— Texto de leitura —
---

Dia destes ele me liga, era uma sexta à noite. Me convidou
para acompanhá-lo numa corrida no sábado à tarde. Seu guia, que era o sujeito
que deveria ver, não viu um hidrante e machucou o joelho. Isto aconteceu dois
dias antes da rústica dos 90 anos do Grêmio. O Nélson tinha treinado um monte
para esta competição. Tinha até prêmio em dinheiro para a categoria dos
deficientes visuais. Ele queria muito correr, estava bem motivado e preparado.
Não pelo dinheiro, claro que não, mas pelo símbolo que a premiação representava
para a categoria. Eu, muito contente e realmente honrado pela lembrança,
aceitei na hora o convite.
No outro dia estávamos lá. Era uma festa enorme, com muitas
bandeirinhas e vendedores ambulantes. Tinha muita gente se acotovelando pelo
pátio da entrada do estádio. Corriam para lá e para cá se aquecendo para a
corrida. Além disso, tinha uma música muito alta e um cara animando os atletas
num alto-falante. Logo que chegamos, fui encarregado de procurar o guichê dos deficientes
visuais para fazermos nosso registro. No meio daquela multidão tremenda,
daquela barulheira e entre tantas filas, de quinhentos guichês diferentes das
várias categorias, não era uma tarefa muito fácil apontar o caminho. Mas não é
que o véio cego me acha um amigo, também cego, mal a gente entrou no pátio, no
meio daquele baita fuzuê! Não deu vinte segundos de animada conversa e
encontram ainda outro amigo cego! Um minuto depois os três já tinham achado seu
próprio guichê, sem a menor necessidade da ajuda de nossos olhos. Nós, os três
patetas que acompanhavam, nos olhávamos atônitos, impotentes e inúteis. Com
aquela balbúrdia toda, fiquei admiradíssimo com a capacidade do meu guiado:
Além dele ter me orientado para o meu registro, ao invés de ser ao contrário,
ainda tinham amigos dele gritando em volta de nós para que ele deixasse algum
outro ganhar desta vez! Fiquei pensando que talvez eu não tivesse o preparo
suficiente para acompanhá-lo.

---

— Material para análise —
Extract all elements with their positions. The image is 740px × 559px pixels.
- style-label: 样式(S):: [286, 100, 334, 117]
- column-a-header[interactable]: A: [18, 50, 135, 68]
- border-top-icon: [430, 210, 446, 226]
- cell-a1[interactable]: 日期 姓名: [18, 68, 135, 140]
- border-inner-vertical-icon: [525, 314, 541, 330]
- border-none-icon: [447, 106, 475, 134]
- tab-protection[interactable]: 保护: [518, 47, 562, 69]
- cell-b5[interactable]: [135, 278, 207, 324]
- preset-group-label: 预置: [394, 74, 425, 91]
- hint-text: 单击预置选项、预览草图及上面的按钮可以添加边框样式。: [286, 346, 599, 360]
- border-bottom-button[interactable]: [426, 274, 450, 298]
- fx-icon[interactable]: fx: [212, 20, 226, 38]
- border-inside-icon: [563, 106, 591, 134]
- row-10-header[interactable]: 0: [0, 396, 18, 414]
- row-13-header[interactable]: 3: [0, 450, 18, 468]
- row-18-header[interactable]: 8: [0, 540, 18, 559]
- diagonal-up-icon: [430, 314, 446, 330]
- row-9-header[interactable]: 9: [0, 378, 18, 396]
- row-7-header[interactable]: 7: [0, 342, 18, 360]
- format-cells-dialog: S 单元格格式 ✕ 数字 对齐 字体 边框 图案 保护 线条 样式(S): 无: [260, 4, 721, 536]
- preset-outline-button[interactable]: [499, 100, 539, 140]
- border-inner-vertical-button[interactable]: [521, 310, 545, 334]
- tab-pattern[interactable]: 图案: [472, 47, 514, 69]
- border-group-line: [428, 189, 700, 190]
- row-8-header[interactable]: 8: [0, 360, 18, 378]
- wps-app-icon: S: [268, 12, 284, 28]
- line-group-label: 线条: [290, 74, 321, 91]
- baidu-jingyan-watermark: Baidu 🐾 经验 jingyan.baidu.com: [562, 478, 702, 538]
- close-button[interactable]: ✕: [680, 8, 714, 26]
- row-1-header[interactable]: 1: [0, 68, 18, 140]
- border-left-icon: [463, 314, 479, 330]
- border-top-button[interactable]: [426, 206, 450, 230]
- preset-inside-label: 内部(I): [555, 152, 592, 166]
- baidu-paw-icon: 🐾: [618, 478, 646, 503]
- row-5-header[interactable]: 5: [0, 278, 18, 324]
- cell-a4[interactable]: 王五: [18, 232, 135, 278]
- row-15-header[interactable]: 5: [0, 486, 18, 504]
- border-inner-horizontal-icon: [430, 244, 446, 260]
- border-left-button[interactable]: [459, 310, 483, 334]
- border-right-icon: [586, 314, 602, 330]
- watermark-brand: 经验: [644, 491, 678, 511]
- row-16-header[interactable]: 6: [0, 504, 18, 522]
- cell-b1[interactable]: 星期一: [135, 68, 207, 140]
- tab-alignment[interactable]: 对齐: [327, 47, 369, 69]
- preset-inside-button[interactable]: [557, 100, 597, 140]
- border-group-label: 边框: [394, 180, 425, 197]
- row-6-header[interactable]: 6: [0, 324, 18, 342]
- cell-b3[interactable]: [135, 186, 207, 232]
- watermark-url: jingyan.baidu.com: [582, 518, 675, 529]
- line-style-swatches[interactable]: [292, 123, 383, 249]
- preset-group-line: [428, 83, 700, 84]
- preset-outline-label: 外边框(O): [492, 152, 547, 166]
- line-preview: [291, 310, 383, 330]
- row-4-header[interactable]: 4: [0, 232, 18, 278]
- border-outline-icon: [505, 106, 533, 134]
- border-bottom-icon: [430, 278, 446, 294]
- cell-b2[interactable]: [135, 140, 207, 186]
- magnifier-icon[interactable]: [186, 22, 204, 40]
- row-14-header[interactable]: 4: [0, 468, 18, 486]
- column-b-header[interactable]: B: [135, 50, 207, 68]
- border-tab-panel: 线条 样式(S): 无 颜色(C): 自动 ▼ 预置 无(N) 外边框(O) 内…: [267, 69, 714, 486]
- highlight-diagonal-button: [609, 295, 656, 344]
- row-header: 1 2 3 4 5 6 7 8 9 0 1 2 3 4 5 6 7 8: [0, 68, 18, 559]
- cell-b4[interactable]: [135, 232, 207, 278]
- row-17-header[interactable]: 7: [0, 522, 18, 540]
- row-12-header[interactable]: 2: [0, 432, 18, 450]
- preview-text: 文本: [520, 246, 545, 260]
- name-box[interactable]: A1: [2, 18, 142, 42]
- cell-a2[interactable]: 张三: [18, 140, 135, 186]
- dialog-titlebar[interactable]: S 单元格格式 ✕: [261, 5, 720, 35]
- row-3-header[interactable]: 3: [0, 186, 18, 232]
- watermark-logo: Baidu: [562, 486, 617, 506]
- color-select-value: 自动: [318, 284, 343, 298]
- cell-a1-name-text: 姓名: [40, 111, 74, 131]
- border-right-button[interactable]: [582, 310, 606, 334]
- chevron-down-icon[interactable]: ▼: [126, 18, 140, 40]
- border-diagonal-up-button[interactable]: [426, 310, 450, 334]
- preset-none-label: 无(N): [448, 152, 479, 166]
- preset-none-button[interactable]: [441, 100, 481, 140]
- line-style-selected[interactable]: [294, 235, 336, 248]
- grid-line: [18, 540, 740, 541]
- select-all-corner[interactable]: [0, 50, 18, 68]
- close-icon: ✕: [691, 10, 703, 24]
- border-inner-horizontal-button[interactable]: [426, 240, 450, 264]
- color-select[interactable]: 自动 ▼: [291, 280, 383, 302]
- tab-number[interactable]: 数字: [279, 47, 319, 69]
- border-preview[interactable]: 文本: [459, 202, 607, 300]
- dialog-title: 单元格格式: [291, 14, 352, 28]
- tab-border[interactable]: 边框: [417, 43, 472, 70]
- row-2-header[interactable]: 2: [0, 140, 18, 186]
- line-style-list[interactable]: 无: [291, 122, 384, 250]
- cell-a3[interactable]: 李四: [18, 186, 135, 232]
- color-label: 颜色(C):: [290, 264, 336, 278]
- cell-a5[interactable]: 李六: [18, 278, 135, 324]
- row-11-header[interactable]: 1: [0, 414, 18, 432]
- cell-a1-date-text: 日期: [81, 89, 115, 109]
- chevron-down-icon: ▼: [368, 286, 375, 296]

---

— Tarefas —
(1) No texto sobre a corrida, o que aconteceu com o guia do Nélson?
(2) Escreva a continuação do texto sobre a corrida, começando logo após a última frase.

— Suas respostas —
(1) Ele não viu um hidrante e machucou o joelho.

(2)
Corremos. Eu servia só para ver o caminho, segurava uma cordinha
numa ponta e ele na outra, a estratégia de corrida era toda dele. A largada foi
uma loucura, com todas as categorias juntas. Ele mandou dar o máximo nos
primeiros cem metros para se livrar da massa que só vinha para brincar. O véio
era muito corajoso. Dava passadas largas e confiantes e ia abrindo espaço na multidão
com os braços. Tu já tentaste correr de olhos fechados? Eu já, lá na ESEF, dá
um medo enorme, uma baita insegurança. Isto que era numa pista plana, sem
buracos ou ondulações e sem ninguém para atrapalhar. Imagina correr cegamente,
numa rua de paralelepípedos e no meio de um estouro de manada! Ele corria forte
mesmo, mas não tanto que eu não conseguisse acompanhar. Só na curva do Parcão,
quando começamos a voltar para a Azenha, podemos avaliar nossa posição na
corrida conforme íamos passando os outros cegos que vinham em sentido
contrário. Percebi que estávamos na liderança, era só agüentar o ritmo. Foram
13 km, todo tempo ele me orientou sobre o que deveria fazer.
Ganhamos, para minha surpresa, primeirão, com direito a
pódium, ovação, um enorme troféu e cheque! Isto que na nossa categoria tinha
uns garotões na casa dos vinte, vindos até de outras cidades. Ele queria me dar
metade do dinheiro, não aceitei. Negociei com ele uma massagem e uns dias de
tandem emprestada. A massagem ele me fez no mesmo dia quando chegamos na sua
casa. A super tandem eu peguei várias vezes, nos dias seguintes. Levei umas
colegas da ESEF, umas do Pós, meus alunos grandes o suficiente para alcançar os
pedais e até uma professora que era minha aluna de personal. Um cada dia. Todos
adoraram a experiência, naturalmente!
Tu conheces alguma coisa mais altruísta que guiar um cego à
vitória? Eu sou mesmo um amorzinho, não acham?